Stored data
******
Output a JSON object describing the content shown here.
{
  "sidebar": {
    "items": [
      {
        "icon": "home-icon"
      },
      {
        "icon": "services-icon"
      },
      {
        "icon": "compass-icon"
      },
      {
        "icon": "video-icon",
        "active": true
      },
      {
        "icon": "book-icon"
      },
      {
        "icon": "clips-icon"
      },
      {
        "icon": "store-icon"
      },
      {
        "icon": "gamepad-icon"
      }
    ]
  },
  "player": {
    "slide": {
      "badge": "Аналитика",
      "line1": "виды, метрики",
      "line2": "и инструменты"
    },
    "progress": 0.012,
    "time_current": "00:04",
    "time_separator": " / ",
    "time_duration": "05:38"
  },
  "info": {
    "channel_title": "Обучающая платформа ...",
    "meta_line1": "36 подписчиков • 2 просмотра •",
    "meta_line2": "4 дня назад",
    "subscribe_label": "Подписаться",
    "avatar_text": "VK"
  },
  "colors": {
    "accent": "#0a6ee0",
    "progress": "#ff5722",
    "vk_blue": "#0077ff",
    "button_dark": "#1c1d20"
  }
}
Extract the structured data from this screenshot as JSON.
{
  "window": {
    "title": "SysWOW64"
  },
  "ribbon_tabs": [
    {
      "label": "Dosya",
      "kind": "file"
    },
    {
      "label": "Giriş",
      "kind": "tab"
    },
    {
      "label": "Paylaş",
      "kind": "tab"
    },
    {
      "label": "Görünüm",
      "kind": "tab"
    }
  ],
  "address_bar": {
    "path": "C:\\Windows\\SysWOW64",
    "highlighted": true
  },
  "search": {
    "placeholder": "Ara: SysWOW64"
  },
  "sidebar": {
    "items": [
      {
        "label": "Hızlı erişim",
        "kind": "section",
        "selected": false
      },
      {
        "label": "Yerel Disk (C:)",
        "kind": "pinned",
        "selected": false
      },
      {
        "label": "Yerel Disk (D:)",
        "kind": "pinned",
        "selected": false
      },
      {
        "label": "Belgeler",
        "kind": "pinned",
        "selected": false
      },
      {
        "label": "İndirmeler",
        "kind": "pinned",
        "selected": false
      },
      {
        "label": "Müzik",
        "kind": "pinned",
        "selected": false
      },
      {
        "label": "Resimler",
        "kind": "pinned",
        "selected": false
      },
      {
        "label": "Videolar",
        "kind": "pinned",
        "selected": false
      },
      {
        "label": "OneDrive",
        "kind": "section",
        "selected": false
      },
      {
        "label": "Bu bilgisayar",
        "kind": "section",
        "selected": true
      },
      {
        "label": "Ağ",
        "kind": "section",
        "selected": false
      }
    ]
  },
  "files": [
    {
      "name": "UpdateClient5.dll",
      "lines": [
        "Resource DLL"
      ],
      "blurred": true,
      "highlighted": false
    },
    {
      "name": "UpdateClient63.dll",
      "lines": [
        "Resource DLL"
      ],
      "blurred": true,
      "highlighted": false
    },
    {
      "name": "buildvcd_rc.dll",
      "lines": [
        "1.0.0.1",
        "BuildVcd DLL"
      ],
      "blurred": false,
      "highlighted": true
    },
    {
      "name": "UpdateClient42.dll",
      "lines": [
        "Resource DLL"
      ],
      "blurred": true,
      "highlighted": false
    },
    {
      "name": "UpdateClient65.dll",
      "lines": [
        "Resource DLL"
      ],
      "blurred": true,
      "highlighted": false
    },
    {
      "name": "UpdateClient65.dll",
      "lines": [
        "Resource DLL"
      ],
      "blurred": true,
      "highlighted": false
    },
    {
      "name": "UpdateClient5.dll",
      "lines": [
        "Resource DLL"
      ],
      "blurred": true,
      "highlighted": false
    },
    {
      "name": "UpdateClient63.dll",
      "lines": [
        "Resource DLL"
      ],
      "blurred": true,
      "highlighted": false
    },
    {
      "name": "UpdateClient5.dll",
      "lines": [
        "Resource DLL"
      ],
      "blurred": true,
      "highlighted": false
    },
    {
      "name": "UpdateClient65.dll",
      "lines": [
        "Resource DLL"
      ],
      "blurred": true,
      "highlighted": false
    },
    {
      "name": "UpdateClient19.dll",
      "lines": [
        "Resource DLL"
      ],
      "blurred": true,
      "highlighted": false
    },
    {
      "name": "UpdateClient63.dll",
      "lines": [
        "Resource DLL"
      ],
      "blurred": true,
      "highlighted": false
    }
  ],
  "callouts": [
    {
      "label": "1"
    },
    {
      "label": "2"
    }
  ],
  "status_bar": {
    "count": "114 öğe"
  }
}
******
■ **To do**:
Produce an exact copy of every entry above.

■ **Task answer**:
Output a JSON object describing the content shown here.
{
  "sidebar": {
    "items": [
      {
        "icon": "home-icon"
      },
      {
        "icon": "services-icon"
      },
      {
        "icon": "compass-icon"
      },
      {
        "icon": "video-icon",
        "active": true
      },
      {
        "icon": "book-icon"
      },
      {
        "icon": "clips-icon"
      },
      {
        "icon": "store-icon"
      },
      {
        "icon": "gamepad-icon"
      }
    ]
  },
  "player": {
    "slide": {
      "badge": "Аналитика",
      "line1": "виды, метрики",
      "line2": "и инструменты"
    },
    "progress": 0.012,
    "time_current": "00:04",
    "time_separator": " / ",
    "time_duration": "05:38"
  },
  "info": {
    "channel_title": "Обучающая платформа ...",
    "meta_line1": "36 подписчиков • 2 просмотра •",
    "meta_line2": "4 дня назад",
    "subscribe_label": "Подписаться",
    "avatar_text": "VK"
  },
  "colors": {
    "accent": "#0a6ee0",
    "progress": "#ff5722",
    "vk_blue": "#0077ff",
    "button_dark": "#1c1d20"
  }
}
Extract the structured data from this screenshot as JSON.
{
  "window": {
    "title": "SysWOW64"
  },
  "ribbon_tabs": [
    {
      "label": "Dosya",
      "kind": "file"
    },
    {
      "label": "Giriş",
      "kind": "tab"
    },
    {
      "label": "Paylaş",
      "kind": "tab"
    },
    {
      "label": "Görünüm",
      "kind": "tab"
    }
  ],
  "address_bar": {
    "path": "C:\\Windows\\SysWOW64",
    "highlighted": true
  },
  "search": {
    "placeholder": "Ara: SysWOW64"
  },
  "sidebar": {
    "items": [
      {
        "label": "Hızlı erişim",
        "kind": "section",
        "selected": false
      },
      {
        "label": "Yerel Disk (C:)",
        "kind": "pinned",
        "selected": false
      },
      {
        "label": "Yerel Disk (D:)",
        "kind": "pinned",
        "selected": false
      },
      {
        "label": "Belgeler",
        "kind": "pinned",
        "selected": false
      },
      {
        "label": "İndirmeler",
        "kind": "pinned",
        "selected": false
      },
      {
        "label": "Müzik",
        "kind": "pinned",
        "selected": false
      },
      {
        "label": "Resimler",
        "kind": "pinned",
        "selected": false
      },
      {
        "label": "Videolar",
        "kind": "pinned",
        "selected": false
      },
      {
        "label": "OneDrive",
        "kind": "section",
        "selected": false
      },
      {
        "label": "Bu bilgisayar",
        "kind": "section",
        "selected": true
      },
      {
        "label": "Ağ",
        "kind": "section",
        "selected": false
      }
    ]
  },
  "files": [
    {
      "name": "UpdateClient5.dll",
      "lines": [
        "Resource DLL"
      ],
      "blurred": true,
      "highlighted": false
    },
    {
      "name": "UpdateClient63.dll",
      "lines": [
        "Resource DLL"
      ],
      "blurred": true,
      "highlighted": false
    },
    {
      "name": "buildvcd_rc.dll",
      "lines": [
        "1.0.0.1",
        "BuildVcd DLL"
      ],
      "blurred": false,
      "highlighted": true
    },
    {
      "name": "UpdateClient42.dll",
      "lines": [
        "Resource DLL"
      ],
      "blurred": true,
      "highlighted": false
    },
    {
      "name": "UpdateClient65.dll",
      "lines": [
        "Resource DLL"
      ],
      "blurred": true,
      "highlighted": false
    },
    {
      "name": "UpdateClient65.dll",
      "lines": [
        "Resource DLL"
      ],
      "blurred": true,
      "highlighted": false
    },
    {
      "name": "UpdateClient5.dll",
      "lines": [
        "Resource DLL"
      ],
      "blurred": true,
      "highlighted": false
    },
    {
      "name": "UpdateClient63.dll",
      "lines": [
        "Resource DLL"
      ],
      "blurred": true,
      "highlighted": false
    },
    {
      "name": "UpdateClient5.dll",
      "lines": [
        "Resource DLL"
      ],
      "blurred": true,
      "highlighted": false
    },
    {
      "name": "UpdateClient65.dll",
      "lines": [
        "Resource DLL"
      ],
      "blurred": true,
      "highlighted": false
    },
    {
      "name": "UpdateClient19.dll",
      "lines": [
        "Resource DLL"
      ],
      "blurred": true,
      "highlighted": false
    },
    {
      "name": "UpdateClient63.dll",
      "lines": [
        "Resource DLL"
      ],
      "blurred": true,
      "highlighted": false
    }
  ],
  "callouts": [
    {
      "label": "1"
    },
    {
      "label": "2"
    }
  ],
  "status_bar": {
    "count": "114 öğe"
  }
}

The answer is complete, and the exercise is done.